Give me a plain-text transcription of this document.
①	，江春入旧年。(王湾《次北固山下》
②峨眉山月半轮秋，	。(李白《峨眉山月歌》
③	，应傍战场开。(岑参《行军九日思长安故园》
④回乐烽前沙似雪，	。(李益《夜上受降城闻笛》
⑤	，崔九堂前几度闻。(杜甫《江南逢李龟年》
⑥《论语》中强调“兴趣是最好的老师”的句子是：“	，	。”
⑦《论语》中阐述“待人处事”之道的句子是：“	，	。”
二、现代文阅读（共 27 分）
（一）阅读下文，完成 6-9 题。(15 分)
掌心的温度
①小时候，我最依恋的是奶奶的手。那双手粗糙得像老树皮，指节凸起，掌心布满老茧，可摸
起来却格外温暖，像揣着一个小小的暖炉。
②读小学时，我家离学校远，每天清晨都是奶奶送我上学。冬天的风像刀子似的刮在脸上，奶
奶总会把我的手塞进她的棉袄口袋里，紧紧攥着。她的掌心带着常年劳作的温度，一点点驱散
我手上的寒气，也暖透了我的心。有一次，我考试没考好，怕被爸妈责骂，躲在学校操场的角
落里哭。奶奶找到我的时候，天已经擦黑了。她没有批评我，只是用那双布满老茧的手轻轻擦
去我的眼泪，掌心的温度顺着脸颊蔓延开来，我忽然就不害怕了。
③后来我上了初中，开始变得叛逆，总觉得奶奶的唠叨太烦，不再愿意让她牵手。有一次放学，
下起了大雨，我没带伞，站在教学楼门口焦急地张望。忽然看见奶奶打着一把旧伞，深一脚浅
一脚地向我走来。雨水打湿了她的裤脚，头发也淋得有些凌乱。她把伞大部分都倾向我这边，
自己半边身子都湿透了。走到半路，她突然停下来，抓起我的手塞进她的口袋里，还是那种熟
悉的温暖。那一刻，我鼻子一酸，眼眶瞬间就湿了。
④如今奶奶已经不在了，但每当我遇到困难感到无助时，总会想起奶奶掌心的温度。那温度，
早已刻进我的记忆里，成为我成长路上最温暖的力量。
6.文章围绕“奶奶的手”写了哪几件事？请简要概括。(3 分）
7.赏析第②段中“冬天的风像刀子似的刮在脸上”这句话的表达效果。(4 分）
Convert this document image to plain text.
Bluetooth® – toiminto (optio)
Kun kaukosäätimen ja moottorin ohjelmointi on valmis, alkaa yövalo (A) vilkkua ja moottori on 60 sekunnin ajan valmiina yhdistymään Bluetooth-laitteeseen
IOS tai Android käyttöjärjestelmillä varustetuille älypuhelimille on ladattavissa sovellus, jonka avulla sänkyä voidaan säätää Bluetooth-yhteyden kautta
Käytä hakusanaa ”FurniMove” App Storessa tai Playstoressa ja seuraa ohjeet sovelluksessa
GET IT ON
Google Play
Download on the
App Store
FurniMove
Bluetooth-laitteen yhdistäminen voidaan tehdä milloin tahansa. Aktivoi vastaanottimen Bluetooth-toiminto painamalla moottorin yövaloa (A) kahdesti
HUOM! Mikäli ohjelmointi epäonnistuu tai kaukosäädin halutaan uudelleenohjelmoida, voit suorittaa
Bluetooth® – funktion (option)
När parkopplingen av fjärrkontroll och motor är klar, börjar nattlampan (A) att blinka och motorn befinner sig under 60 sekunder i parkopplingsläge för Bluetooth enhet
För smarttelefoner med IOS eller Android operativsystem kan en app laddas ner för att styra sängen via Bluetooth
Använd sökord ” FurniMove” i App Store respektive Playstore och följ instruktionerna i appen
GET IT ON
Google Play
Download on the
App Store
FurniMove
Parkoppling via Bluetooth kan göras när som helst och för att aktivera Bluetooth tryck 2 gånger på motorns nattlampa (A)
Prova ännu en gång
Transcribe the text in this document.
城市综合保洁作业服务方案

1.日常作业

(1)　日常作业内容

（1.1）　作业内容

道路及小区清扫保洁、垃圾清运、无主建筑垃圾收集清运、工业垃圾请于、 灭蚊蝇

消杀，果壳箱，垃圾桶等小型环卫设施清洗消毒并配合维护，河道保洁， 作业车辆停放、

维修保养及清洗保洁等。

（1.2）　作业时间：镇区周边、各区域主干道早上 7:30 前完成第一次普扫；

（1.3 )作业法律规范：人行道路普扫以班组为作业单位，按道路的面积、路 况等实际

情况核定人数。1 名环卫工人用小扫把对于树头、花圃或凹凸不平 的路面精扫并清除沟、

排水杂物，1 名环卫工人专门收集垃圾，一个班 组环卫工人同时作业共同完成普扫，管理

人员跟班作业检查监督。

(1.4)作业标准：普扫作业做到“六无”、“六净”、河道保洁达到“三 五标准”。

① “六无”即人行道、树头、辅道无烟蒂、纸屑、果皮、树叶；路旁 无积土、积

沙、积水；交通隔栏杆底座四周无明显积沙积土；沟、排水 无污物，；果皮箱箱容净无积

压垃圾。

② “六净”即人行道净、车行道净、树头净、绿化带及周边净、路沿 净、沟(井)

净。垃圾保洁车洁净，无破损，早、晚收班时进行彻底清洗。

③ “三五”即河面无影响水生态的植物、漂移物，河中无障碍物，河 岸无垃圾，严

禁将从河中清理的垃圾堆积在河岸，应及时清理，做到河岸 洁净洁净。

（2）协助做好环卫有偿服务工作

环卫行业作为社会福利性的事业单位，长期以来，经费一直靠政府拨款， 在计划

* Task to carry out *
Show each line holding the word "moottorin".

* Task solution *
Kun kaukosäätimen ja moottorin ohjelmointi on valmis, alkaa yövalo (A) vilkkua ja moottori on 60 sekunnin ajan valmiina yhdistymään Bluetooth-laitteeseen
Bluetooth-laitteen yhdistäminen voidaan tehdä milloin tahansa. Aktivoi vastaanottimen Bluetooth-toiminto painamalla moottorin yövaloa (A) kahdesti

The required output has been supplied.